** START OF Recorded data **

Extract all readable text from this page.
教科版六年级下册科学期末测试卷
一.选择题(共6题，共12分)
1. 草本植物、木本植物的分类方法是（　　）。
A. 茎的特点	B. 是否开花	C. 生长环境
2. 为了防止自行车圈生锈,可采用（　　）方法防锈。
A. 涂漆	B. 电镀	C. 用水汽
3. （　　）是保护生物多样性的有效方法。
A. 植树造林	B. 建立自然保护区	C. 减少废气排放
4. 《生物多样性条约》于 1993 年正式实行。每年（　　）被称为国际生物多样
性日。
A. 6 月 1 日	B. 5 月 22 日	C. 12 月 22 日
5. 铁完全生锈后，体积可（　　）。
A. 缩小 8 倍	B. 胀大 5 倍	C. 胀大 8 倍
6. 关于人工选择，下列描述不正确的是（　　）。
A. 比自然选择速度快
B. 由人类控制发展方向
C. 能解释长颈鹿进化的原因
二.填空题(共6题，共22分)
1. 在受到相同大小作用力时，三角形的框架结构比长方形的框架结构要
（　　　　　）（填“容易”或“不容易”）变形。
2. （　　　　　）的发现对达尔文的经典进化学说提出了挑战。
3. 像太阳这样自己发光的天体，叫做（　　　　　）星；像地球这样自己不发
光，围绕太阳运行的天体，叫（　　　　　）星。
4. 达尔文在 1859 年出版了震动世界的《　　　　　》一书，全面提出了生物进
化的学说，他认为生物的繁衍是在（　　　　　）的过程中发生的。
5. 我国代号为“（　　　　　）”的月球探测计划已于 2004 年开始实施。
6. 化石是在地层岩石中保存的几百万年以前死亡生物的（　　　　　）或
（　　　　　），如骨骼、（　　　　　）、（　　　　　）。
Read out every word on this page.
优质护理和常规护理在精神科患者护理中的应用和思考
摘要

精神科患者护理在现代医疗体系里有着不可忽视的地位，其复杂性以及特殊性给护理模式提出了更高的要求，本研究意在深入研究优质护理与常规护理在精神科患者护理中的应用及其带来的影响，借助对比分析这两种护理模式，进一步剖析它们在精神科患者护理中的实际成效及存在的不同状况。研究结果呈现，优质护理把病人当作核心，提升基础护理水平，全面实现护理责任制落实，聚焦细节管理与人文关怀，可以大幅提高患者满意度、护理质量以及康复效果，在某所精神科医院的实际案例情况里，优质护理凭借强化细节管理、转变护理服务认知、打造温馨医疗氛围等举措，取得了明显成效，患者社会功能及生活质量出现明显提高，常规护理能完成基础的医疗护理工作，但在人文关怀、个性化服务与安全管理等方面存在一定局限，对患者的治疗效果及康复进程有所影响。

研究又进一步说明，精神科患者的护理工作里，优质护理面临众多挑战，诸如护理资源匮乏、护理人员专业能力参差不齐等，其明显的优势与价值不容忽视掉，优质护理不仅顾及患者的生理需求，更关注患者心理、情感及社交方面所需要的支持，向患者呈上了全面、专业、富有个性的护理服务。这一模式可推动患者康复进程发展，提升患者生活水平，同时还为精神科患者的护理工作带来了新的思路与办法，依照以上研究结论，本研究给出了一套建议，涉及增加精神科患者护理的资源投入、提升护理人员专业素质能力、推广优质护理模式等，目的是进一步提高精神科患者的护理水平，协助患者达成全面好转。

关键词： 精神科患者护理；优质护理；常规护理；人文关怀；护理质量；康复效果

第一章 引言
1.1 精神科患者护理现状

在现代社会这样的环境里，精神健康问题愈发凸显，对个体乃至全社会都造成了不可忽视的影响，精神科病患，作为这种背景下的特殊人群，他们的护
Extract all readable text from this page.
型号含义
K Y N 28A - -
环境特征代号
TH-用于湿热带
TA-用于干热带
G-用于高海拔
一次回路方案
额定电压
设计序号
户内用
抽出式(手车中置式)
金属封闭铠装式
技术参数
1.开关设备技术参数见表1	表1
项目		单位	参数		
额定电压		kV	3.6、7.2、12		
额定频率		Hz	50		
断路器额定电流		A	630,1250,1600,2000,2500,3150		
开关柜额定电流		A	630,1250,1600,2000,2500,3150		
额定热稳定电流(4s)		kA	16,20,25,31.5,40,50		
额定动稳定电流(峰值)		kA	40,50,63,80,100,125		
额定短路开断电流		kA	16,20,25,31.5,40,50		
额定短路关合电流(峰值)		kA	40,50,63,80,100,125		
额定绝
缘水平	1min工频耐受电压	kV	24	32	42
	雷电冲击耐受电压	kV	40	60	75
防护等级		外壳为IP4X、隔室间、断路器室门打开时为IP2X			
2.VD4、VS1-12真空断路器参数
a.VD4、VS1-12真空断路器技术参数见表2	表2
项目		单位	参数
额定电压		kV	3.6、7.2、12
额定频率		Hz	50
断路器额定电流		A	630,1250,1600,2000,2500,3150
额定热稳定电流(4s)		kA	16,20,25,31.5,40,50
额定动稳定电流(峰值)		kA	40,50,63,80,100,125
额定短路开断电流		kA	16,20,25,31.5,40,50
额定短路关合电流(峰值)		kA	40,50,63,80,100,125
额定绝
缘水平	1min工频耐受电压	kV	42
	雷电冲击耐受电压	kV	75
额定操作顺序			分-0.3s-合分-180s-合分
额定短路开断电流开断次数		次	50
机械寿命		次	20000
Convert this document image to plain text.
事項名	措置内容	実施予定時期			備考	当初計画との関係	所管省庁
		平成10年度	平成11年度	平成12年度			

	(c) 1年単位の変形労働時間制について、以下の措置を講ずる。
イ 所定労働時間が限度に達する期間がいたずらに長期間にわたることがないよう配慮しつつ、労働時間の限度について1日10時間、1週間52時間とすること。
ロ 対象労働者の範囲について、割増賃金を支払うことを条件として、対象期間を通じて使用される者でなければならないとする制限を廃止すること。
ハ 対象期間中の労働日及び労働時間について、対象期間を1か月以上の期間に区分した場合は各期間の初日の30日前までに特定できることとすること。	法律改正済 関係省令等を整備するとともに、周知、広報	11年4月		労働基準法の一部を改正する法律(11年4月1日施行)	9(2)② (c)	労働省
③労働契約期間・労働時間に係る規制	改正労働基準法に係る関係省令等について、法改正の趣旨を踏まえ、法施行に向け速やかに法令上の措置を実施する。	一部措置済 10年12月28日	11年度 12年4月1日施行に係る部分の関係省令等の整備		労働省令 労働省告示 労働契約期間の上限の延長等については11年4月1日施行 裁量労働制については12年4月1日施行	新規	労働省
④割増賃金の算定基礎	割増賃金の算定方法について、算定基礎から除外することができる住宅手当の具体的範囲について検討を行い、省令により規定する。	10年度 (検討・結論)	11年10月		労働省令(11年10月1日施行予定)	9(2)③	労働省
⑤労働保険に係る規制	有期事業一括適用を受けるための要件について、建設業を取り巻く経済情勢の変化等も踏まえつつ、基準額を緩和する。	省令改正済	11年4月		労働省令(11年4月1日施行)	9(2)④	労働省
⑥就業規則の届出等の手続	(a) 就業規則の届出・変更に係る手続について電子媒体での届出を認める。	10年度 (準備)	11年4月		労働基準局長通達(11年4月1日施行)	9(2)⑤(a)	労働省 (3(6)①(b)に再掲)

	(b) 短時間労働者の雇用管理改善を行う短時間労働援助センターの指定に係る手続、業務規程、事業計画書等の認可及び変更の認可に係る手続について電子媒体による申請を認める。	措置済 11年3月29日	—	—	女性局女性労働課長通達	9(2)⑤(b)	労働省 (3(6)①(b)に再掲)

** END OF Recorded data **

Exercise
Reproduce each record exactly, leaving nothing out.

The response
Extract all readable text from this page.
教科版六年级下册科学期末测试卷
一.选择题(共6题，共12分)
1. 草本植物、木本植物的分类方法是（　　）。
A. 茎的特点	B. 是否开花	C. 生长环境
2. 为了防止自行车圈生锈,可采用（　　）方法防锈。
A. 涂漆	B. 电镀	C. 用水汽
3. （　　）是保护生物多样性的有效方法。
A. 植树造林	B. 建立自然保护区	C. 减少废气排放
4. 《生物多样性条约》于 1993 年正式实行。每年（　　）被称为国际生物多样
性日。
A. 6 月 1 日	B. 5 月 22 日	C. 12 月 22 日
5. 铁完全生锈后，体积可（　　）。
A. 缩小 8 倍	B. 胀大 5 倍	C. 胀大 8 倍
6. 关于人工选择，下列描述不正确的是（　　）。
A. 比自然选择速度快
B. 由人类控制发展方向
C. 能解释长颈鹿进化的原因
二.填空题(共6题，共22分)
1. 在受到相同大小作用力时，三角形的框架结构比长方形的框架结构要
（　　　　　）（填“容易”或“不容易”）变形。
2. （　　　　　）的发现对达尔文的经典进化学说提出了挑战。
3. 像太阳这样自己发光的天体，叫做（　　　　　）星；像地球这样自己不发
光，围绕太阳运行的天体，叫（　　　　　）星。
4. 达尔文在 1859 年出版了震动世界的《　　　　　》一书，全面提出了生物进
化的学说，他认为生物的繁衍是在（　　　　　）的过程中发生的。
5. 我国代号为“（　　　　　）”的月球探测计划已于 2004 年开始实施。
6. 化石是在地层岩石中保存的几百万年以前死亡生物的（　　　　　）或
（　　　　　），如骨骼、（　　　　　）、（　　　　　）。
Read out every word on this page.
优质护理和常规护理在精神科患者护理中的应用和思考
摘要

精神科患者护理在现代医疗体系里有着不可忽视的地位，其复杂性以及特殊性给护理模式提出了更高的要求，本研究意在深入研究优质护理与常规护理在精神科患者护理中的应用及其带来的影响，借助对比分析这两种护理模式，进一步剖析它们在精神科患者护理中的实际成效及存在的不同状况。研究结果呈现，优质护理把病人当作核心，提升基础护理水平，全面实现护理责任制落实，聚焦细节管理与人文关怀，可以大幅提高患者满意度、护理质量以及康复效果，在某所精神科医院的实际案例情况里，优质护理凭借强化细节管理、转变护理服务认知、打造温馨医疗氛围等举措，取得了明显成效，患者社会功能及生活质量出现明显提高，常规护理能完成基础的医疗护理工作，但在人文关怀、个性化服务与安全管理等方面存在一定局限，对患者的治疗效果及康复进程有所影响。

研究又进一步说明，精神科患者的护理工作里，优质护理面临众多挑战，诸如护理资源匮乏、护理人员专业能力参差不齐等，其明显的优势与价值不容忽视掉，优质护理不仅顾及患者的生理需求，更关注患者心理、情感及社交方面所需要的支持，向患者呈上了全面、专业、富有个性的护理服务。这一模式可推动患者康复进程发展，提升患者生活水平，同时还为精神科患者的护理工作带来了新的思路与办法，依照以上研究结论，本研究给出了一套建议，涉及增加精神科患者护理的资源投入、提升护理人员专业素质能力、推广优质护理模式等，目的是进一步提高精神科患者的护理水平，协助患者达成全面好转。

关键词： 精神科患者护理；优质护理；常规护理；人文关怀；护理质量；康复效果

第一章 引言
1.1 精神科患者护理现状

在现代社会这样的环境里，精神健康问题愈发凸显，对个体乃至全社会都造成了不可忽视的影响，精神科病患，作为这种背景下的特殊人群，他们的护
Extract all readable text from this page.
型号含义
K Y N 28A - -
环境特征代号
TH-用于湿热带
TA-用于干热带
G-用于高海拔
一次回路方案
额定电压
设计序号
户内用
抽出式(手车中置式)
金属封闭铠装式
技术参数
1.开关设备技术参数见表1	表1
项目		单位	参数		
额定电压		kV	3.6、7.2、12		
额定频率		Hz	50		
断路器额定电流		A	630,1250,1600,2000,2500,3150		
开关柜额定电流		A	630,1250,1600,2000,2500,3150		
额定热稳定电流(4s)		kA	16,20,25,31.5,40,50		
额定动稳定电流(峰值)		kA	40,50,63,80,100,125		
额定短路开断电流		kA	16,20,25,31.5,40,50		
额定短路关合电流(峰值)		kA	40,50,63,80,100,125		
额定绝
缘水平	1min工频耐受电压	kV	24	32	42
	雷电冲击耐受电压	kV	40	60	75
防护等级		外壳为IP4X、隔室间、断路器室门打开时为IP2X			
2.VD4、VS1-12真空断路器参数
a.VD4、VS1-12真空断路器技术参数见表2	表2
项目		单位	参数
额定电压		kV	3.6、7.2、12
额定频率		Hz	50
断路器额定电流		A	630,1250,1600,2000,2500,3150
额定热稳定电流(4s)		kA	16,20,25,31.5,40,50
额定动稳定电流(峰值)		kA	40,50,63,80,100,125
额定短路开断电流		kA	16,20,25,31.5,40,50
额定短路关合电流(峰值)		kA	40,50,63,80,100,125
额定绝
缘水平	1min工频耐受电压	kV	42
	雷电冲击耐受电压	kV	75
额定操作顺序			分-0.3s-合分-180s-合分
额定短路开断电流开断次数		次	50
机械寿命		次	20000
Convert this document image to plain text.
事項名	措置内容	実施予定時期			備考	当初計画との関係	所管省庁
		平成10年度	平成11年度	平成12年度			

	(c) 1年単位の変形労働時間制について、以下の措置を講ずる。
イ 所定労働時間が限度に達する期間がいたずらに長期間にわたることがないよう配慮しつつ、労働時間の限度について1日10時間、1週間52時間とすること。
ロ 対象労働者の範囲について、割増賃金を支払うことを条件として、対象期間を通じて使用される者でなければならないとする制限を廃止すること。
ハ 対象期間中の労働日及び労働時間について、対象期間を1か月以上の期間に区分した場合は各期間の初日の30日前までに特定できることとすること。	法律改正済 関係省令等を整備するとともに、周知、広報	11年4月		労働基準法の一部を改正する法律(11年4月1日施行)	9(2)② (c)	労働省
③労働契約期間・労働時間に係る規制	改正労働基準法に係る関係省令等について、法改正の趣旨を踏まえ、法施行に向け速やかに法令上の措置を実施する。	一部措置済 10年12月28日	11年度 12年4月1日施行に係る部分の関係省令等の整備		労働省令 労働省告示 労働契約期間の上限の延長等については11年4月1日施行 裁量労働制については12年4月1日施行	新規	労働省
④割増賃金の算定基礎	割増賃金の算定方法について、算定基礎から除外することができる住宅手当の具体的範囲について検討を行い、省令により規定する。	10年度 (検討・結論)	11年10月		労働省令(11年10月1日施行予定)	9(2)③	労働省
⑤労働保険に係る規制	有期事業一括適用を受けるための要件について、建設業を取り巻く経済情勢の変化等も踏まえつつ、基準額を緩和する。	省令改正済	11年4月		労働省令(11年4月1日施行)	9(2)④	労働省
⑥就業規則の届出等の手続	(a) 就業規則の届出・変更に係る手続について電子媒体での届出を認める。	10年度 (準備)	11年4月		労働基準局長通達(11年4月1日施行)	9(2)⑤(a)	労働省 (3(6)①(b)に再掲)

	(b) 短時間労働者の雇用管理改善を行う短時間労働援助センターの指定に係る手続、業務規程、事業計画書等の認可及び変更の認可に係る手続について電子媒体による申請を認める。	措置済 11年3月29日	—	—	女性局女性労働課長通達	9(2)⑤(b)	労働省 (3(6)①(b)に再掲)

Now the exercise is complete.